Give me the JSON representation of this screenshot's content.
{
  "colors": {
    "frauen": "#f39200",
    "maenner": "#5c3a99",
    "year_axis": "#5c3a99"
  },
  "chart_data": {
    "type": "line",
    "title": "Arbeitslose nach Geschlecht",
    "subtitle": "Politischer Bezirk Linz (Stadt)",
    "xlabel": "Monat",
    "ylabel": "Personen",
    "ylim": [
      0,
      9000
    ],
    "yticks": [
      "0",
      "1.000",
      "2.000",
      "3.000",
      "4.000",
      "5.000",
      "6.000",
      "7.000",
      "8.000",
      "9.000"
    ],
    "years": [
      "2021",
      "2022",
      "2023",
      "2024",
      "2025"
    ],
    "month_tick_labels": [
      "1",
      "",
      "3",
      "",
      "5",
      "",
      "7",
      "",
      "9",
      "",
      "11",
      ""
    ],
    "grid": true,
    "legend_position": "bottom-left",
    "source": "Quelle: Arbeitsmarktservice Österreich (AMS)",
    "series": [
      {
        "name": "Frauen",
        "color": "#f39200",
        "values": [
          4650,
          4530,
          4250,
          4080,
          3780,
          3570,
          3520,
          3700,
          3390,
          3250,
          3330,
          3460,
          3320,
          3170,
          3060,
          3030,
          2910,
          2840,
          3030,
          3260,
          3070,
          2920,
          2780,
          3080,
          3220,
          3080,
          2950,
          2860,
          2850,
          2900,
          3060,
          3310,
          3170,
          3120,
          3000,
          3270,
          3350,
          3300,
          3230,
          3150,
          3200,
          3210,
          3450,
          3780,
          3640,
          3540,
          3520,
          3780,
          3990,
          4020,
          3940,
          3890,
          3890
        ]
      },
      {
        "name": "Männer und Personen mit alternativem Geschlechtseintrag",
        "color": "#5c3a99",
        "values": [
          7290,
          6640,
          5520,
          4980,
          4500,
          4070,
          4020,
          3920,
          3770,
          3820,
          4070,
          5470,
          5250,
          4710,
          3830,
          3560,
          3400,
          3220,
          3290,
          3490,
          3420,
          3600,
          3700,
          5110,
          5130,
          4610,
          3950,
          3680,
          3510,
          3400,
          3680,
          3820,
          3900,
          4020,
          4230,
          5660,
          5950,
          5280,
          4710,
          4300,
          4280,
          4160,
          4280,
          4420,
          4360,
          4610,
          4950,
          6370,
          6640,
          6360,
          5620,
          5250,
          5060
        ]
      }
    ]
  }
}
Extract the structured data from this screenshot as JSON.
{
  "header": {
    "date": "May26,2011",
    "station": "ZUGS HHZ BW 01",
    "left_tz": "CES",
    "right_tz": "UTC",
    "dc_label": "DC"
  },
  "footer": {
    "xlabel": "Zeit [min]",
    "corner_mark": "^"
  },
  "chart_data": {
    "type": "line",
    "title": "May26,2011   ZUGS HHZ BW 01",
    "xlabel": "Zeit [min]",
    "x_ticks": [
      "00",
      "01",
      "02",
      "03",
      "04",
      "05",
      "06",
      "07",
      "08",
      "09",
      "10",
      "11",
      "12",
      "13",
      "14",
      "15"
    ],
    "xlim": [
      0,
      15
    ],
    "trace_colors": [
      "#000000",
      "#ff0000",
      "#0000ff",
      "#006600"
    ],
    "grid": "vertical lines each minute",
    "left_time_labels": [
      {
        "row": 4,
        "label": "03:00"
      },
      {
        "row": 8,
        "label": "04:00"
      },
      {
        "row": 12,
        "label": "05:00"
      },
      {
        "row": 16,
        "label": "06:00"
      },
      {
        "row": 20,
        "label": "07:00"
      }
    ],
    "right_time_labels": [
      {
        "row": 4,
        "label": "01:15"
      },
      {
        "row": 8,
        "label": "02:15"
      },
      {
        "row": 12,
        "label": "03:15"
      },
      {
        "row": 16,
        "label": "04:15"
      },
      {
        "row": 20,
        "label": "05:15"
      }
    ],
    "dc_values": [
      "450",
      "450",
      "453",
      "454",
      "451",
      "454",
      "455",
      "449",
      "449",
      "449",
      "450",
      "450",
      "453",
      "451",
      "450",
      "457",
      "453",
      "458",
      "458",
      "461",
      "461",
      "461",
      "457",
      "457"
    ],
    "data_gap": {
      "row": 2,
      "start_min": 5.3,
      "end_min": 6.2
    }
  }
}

──────────

WHAT YOU WILL DO:
Copy down the whole of the data above, matching it exactly.

TASK ANSWER:
Give me the JSON representation of this screenshot's content.
{
  "colors": {
    "frauen": "#f39200",
    "maenner": "#5c3a99",
    "year_axis": "#5c3a99"
  },
  "chart_data": {
    "type": "line",
    "title": "Arbeitslose nach Geschlecht",
    "subtitle": "Politischer Bezirk Linz (Stadt)",
    "xlabel": "Monat",
    "ylabel": "Personen",
    "ylim": [
      0,
      9000
    ],
    "yticks": [
      "0",
      "1.000",
      "2.000",
      "3.000",
      "4.000",
      "5.000",
      "6.000",
      "7.000",
      "8.000",
      "9.000"
    ],
    "years": [
      "2021",
      "2022",
      "2023",
      "2024",
      "2025"
    ],
    "month_tick_labels": [
      "1",
      "",
      "3",
      "",
      "5",
      "",
      "7",
      "",
      "9",
      "",
      "11",
      ""
    ],
    "grid": true,
    "legend_position": "bottom-left",
    "source": "Quelle: Arbeitsmarktservice Österreich (AMS)",
    "series": [
      {
        "name": "Frauen",
        "color": "#f39200",
        "values": [
          4650,
          4530,
          4250,
          4080,
          3780,
          3570,
          3520,
          3700,
          3390,
          3250,
          3330,
          3460,
          3320,
          3170,
          3060,
          3030,
          2910,
          2840,
          3030,
          3260,
          3070,
          2920,
          2780,
          3080,
          3220,
          3080,
          2950,
          2860,
          2850,
          2900,
          3060,
          3310,
          3170,
          3120,
          3000,
          3270,
          3350,
          3300,
          3230,
          3150,
          3200,
          3210,
          3450,
          3780,
          3640,
          3540,
          3520,
          3780,
          3990,
          4020,
          3940,
          3890,
          3890
        ]
      },
      {
        "name": "Männer und Personen mit alternativem Geschlechtseintrag",
        "color": "#5c3a99",
        "values": [
          7290,
          6640,
          5520,
          4980,
          4500,
          4070,
          4020,
          3920,
          3770,
          3820,
          4070,
          5470,
          5250,
          4710,
          3830,
          3560,
          3400,
          3220,
          3290,
          3490,
          3420,
          3600,
          3700,
          5110,
          5130,
          4610,
          3950,
          3680,
          3510,
          3400,
          3680,
          3820,
          3900,
          4020,
          4230,
          5660,
          5950,
          5280,
          4710,
          4300,
          4280,
          4160,
          4280,
          4420,
          4360,
          4610,
          4950,
          6370,
          6640,
          6360,
          5620,
          5250,
          5060
        ]
      }
    ]
  }
}
Extract the structured data from this screenshot as JSON.
{
  "header": {
    "date": "May26,2011",
    "station": "ZUGS HHZ BW 01",
    "left_tz": "CES",
    "right_tz": "UTC",
    "dc_label": "DC"
  },
  "footer": {
    "xlabel": "Zeit [min]",
    "corner_mark": "^"
  },
  "chart_data": {
    "type": "line",
    "title": "May26,2011   ZUGS HHZ BW 01",
    "xlabel": "Zeit [min]",
    "x_ticks": [
      "00",
      "01",
      "02",
      "03",
      "04",
      "05",
      "06",
      "07",
      "08",
      "09",
      "10",
      "11",
      "12",
      "13",
      "14",
      "15"
    ],
    "xlim": [
      0,
      15
    ],
    "trace_colors": [
      "#000000",
      "#ff0000",
      "#0000ff",
      "#006600"
    ],
    "grid": "vertical lines each minute",
    "left_time_labels": [
      {
        "row": 4,
        "label": "03:00"
      },
      {
        "row": 8,
        "label": "04:00"
      },
      {
        "row": 12,
        "label": "05:00"
      },
      {
        "row": 16,
        "label": "06:00"
      },
      {
        "row": 20,
        "label": "07:00"
      }
    ],
    "right_time_labels": [
      {
        "row": 4,
        "label": "01:15"
      },
      {
        "row": 8,
        "label": "02:15"
      },
      {
        "row": 12,
        "label": "03:15"
      },
      {
        "row": 16,
        "label": "04:15"
      },
      {
        "row": 20,
        "label": "05:15"
      }
    ],
    "dc_values": [
      "450",
      "450",
      "453",
      "454",
      "451",
      "454",
      "455",
      "449",
      "449",
      "449",
      "450",
      "450",
      "453",
      "451",
      "450",
      "457",
      "453",
      "458",
      "458",
      "461",
      "461",
      "461",
      "457",
      "457"
    ],
    "data_gap": {
      "row": 2,
      "start_min": 5.3,
      "end_min": 6.2
    }
  }
}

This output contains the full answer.